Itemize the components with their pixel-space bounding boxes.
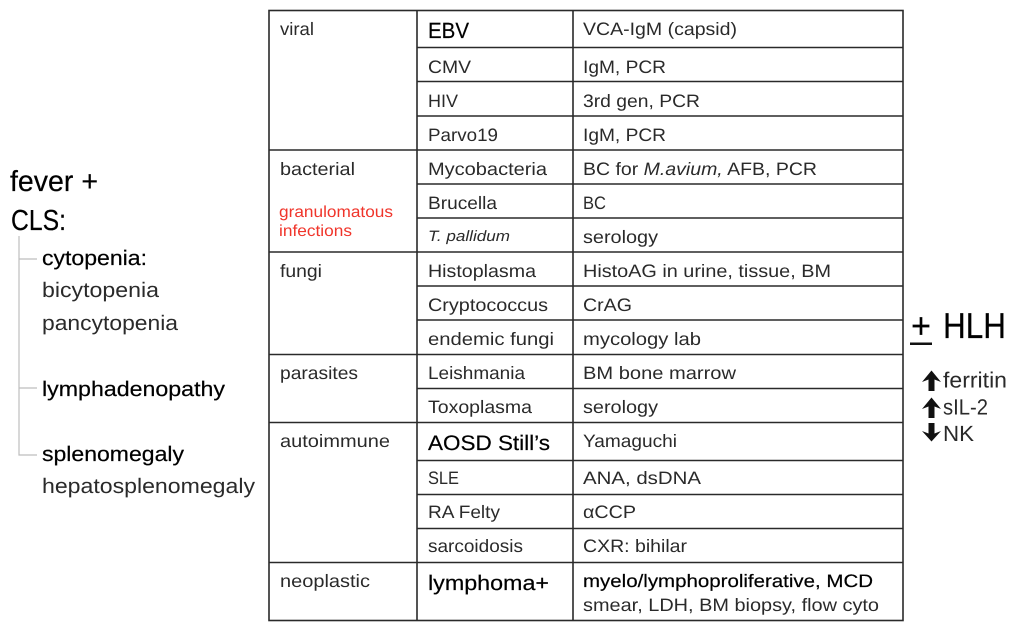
finding: splenomegaly: splenomegaly: [42, 443, 185, 466]
marker: ferritin up: ferritin: [943, 368, 1007, 392]
category column: neoplastic: [280, 571, 370, 591]
finding: cytopenia: [42, 247, 178, 335]
tree connector: [19, 236, 37, 455]
right panel: HLH markers: [910, 305, 1007, 446]
marker: sIL-2 up: [922, 394, 988, 420]
test column: Yamaguchi: [583, 431, 677, 451]
pathogen / disease column: Parvo19: [428, 125, 498, 145]
test column: VCA-IgM (capsid): [583, 19, 737, 39]
finding: cytopenia: bicytopenia: [42, 279, 159, 302]
pathogen / disease column: Mycobacteria: [428, 159, 548, 179]
marker: NK down: NK: [943, 421, 974, 446]
pathogen / disease column: sarcoidosis: [428, 536, 523, 556]
finding: cytopenia: cytopenia:: [42, 247, 147, 270]
test column: IgM, PCR: [583, 57, 666, 77]
test column: ANA, dsDNA: [583, 468, 701, 488]
test column: IgM, PCR: [583, 125, 666, 145]
test column: BM bone marrow: [583, 363, 737, 383]
heading: plus-minus HLH: HLH: [943, 305, 1006, 346]
marker: sIL-2 up: sIL-2: [943, 394, 988, 420]
test column: 3rd gen, PCR: [583, 91, 700, 111]
left panel: fever + CLS findings: [10, 166, 256, 498]
pathogen / disease column: [428, 18, 554, 595]
category column: fungi: [280, 261, 322, 281]
pathogen / disease column: Cryptococcus: [428, 295, 548, 315]
marker: NK down: [922, 421, 974, 446]
test column: [583, 19, 879, 615]
test column: mycology lab: [583, 329, 701, 349]
pathogen / disease column: AOSD Still’s: [428, 432, 550, 455]
test column: BC for M.avium, AFB, PCR: [583, 159, 817, 179]
heading: plus-minus HLH: [910, 305, 1006, 346]
category column: autoimmune: [280, 431, 390, 451]
test column: BC: [583, 193, 606, 213]
heading: CLS: CLS:: [11, 205, 66, 237]
pathogen / disease column: EBV: [428, 18, 469, 43]
test column: CrAG: [583, 295, 632, 315]
finding: lymphadenopathy: lymphadenopathy: [42, 378, 226, 401]
test column: HistoAG in urine, tissue, BM: [583, 261, 831, 281]
finding: cytopenia: pancytopenia: [42, 312, 178, 335]
pathogen / disease column: T. pallidum: [428, 228, 510, 245]
category column: viral: [280, 19, 314, 39]
category column: granulomatous: [279, 204, 393, 221]
test column: smear, LDH, BM biopsy, flow cyto: [583, 595, 879, 615]
pathogen / disease column: lymphoma+: [428, 572, 549, 595]
pathogen / disease column: RA Felty: [428, 502, 500, 522]
category column: [279, 19, 393, 591]
category column: bacterial: [280, 159, 355, 179]
test column: serology: [583, 397, 658, 417]
category column: parasites: [280, 363, 358, 383]
heading: plus-minus HLH: +: [911, 305, 931, 346]
pathogen / disease column: HIV: [428, 91, 458, 111]
test column: serology: [583, 227, 658, 247]
pathogen / disease column: Leishmania: [428, 363, 526, 383]
test column: myelo/lymphoproliferative, MCD: [583, 571, 873, 591]
pathogen / disease column: Toxoplasma: [428, 397, 533, 417]
finding: splenomegaly: hepatosplenomegaly: [42, 475, 256, 498]
finding: splenomegaly: [42, 443, 256, 498]
test column: CXR: bihilar: [583, 536, 687, 556]
pathogen / disease column: endemic fungi: [428, 329, 554, 349]
test column: αCCP: [583, 502, 636, 522]
pathogen / disease column: SLE: [428, 468, 459, 488]
heading: fever +: fever +: [10, 166, 98, 198]
table: differential diagnosis and tests: [269, 10, 903, 620]
pathogen / disease column: CMV: [428, 57, 471, 77]
pathogen / disease column: Histoplasma: [428, 261, 537, 281]
pathogen / disease column: Brucella: [428, 193, 498, 213]
category column: infections: [279, 223, 352, 240]
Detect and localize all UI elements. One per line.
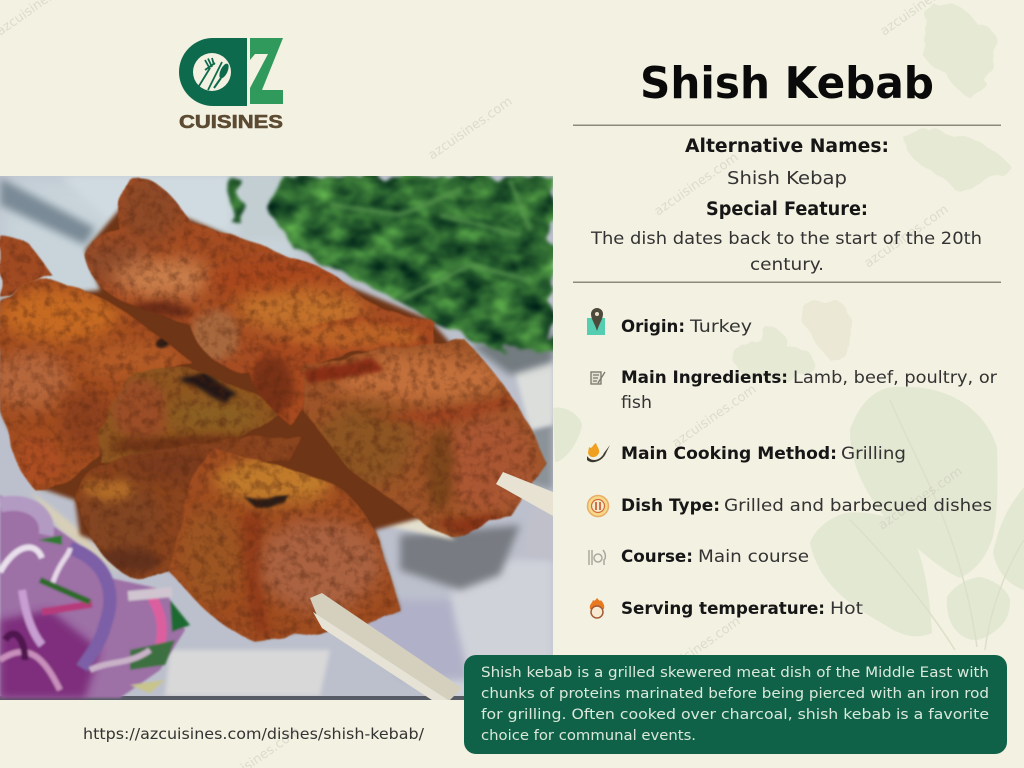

+++++

What to produce -
Please copy out the whole listing exactly as it stands, minus the pictures.

Exercise response -
Itemize the components with their pixel-space bounding boxes.
finding: splenomegaly: splenomegaly: [42, 443, 185, 466]
marker: ferritin up: ferritin: [943, 368, 1007, 392]
category column: neoplastic: [280, 571, 370, 591]
finding: cytopenia: [42, 247, 178, 335]
tree connector: [19, 236, 37, 455]
right panel: HLH markers: [910, 305, 1007, 446]
marker: sIL-2 up: [922, 394, 988, 420]
test column: Yamaguchi: [583, 431, 677, 451]
pathogen / disease column: Parvo19: [428, 125, 498, 145]
test column: VCA-IgM (capsid): [583, 19, 737, 39]
finding: cytopenia: bicytopenia: [42, 279, 159, 302]
pathogen / disease column: Mycobacteria: [428, 159, 548, 179]
marker: NK down: NK: [943, 421, 974, 446]
pathogen / disease column: sarcoidosis: [428, 536, 523, 556]
finding: cytopenia: cytopenia:: [42, 247, 147, 270]
test column: IgM, PCR: [583, 57, 666, 77]
test column: ANA, dsDNA: [583, 468, 701, 488]
test column: IgM, PCR: [583, 125, 666, 145]
test column: BM bone marrow: [583, 363, 737, 383]
heading: plus-minus HLH: HLH: [943, 305, 1006, 346]
marker: sIL-2 up: sIL-2: [943, 394, 988, 420]
test column: 3rd gen, PCR: [583, 91, 700, 111]
left panel: fever + CLS findings: [10, 166, 256, 498]
pathogen / disease column: [428, 18, 554, 595]
category column: fungi: [280, 261, 322, 281]
pathogen / disease column: Cryptococcus: [428, 295, 548, 315]
marker: NK down: [922, 421, 974, 446]
test column: [583, 19, 879, 615]
test column: mycology lab: [583, 329, 701, 349]
pathogen / disease column: AOSD Still’s: [428, 432, 550, 455]
test column: BC for M.avium, AFB, PCR: [583, 159, 817, 179]
heading: plus-minus HLH: [910, 305, 1006, 346]
category column: autoimmune: [280, 431, 390, 451]
test column: BC: [583, 193, 606, 213]
heading: CLS: CLS:: [11, 205, 66, 237]
pathogen / disease column: EBV: [428, 18, 469, 43]
test column: CrAG: [583, 295, 632, 315]
finding: lymphadenopathy: lymphadenopathy: [42, 378, 226, 401]
test column: HistoAG in urine, tissue, BM: [583, 261, 831, 281]
finding: cytopenia: pancytopenia: [42, 312, 178, 335]
pathogen / disease column: T. pallidum: [428, 228, 510, 245]
category column: viral: [280, 19, 314, 39]
category column: granulomatous: [279, 204, 393, 221]
test column: smear, LDH, BM biopsy, flow cyto: [583, 595, 879, 615]
pathogen / disease column: lymphoma+: [428, 572, 549, 595]
pathogen / disease column: RA Felty: [428, 502, 500, 522]
category column: [279, 19, 393, 591]
category column: bacterial: [280, 159, 355, 179]
test column: serology: [583, 397, 658, 417]
category column: parasites: [280, 363, 358, 383]
heading: plus-minus HLH: +: [911, 305, 931, 346]
pathogen / disease column: HIV: [428, 91, 458, 111]
test column: serology: [583, 227, 658, 247]
pathogen / disease column: Leishmania: [428, 363, 526, 383]
test column: myelo/lymphoproliferative, MCD: [583, 571, 873, 591]
pathogen / disease column: Toxoplasma: [428, 397, 533, 417]
finding: splenomegaly: hepatosplenomegaly: [42, 475, 256, 498]
finding: splenomegaly: [42, 443, 256, 498]
test column: CXR: bihilar: [583, 536, 687, 556]
pathogen / disease column: endemic fungi: [428, 329, 554, 349]
test column: αCCP: [583, 502, 636, 522]
pathogen / disease column: SLE: [428, 468, 459, 488]
heading: fever +: fever +: [10, 166, 98, 198]
table: differential diagnosis and tests: [269, 10, 903, 620]
pathogen / disease column: CMV: [428, 57, 471, 77]
pathogen / disease column: Histoplasma: [428, 261, 537, 281]
pathogen / disease column: Brucella: [428, 193, 498, 213]
category column: infections: [279, 223, 352, 240]
Detect and localize all UI elements. One per line.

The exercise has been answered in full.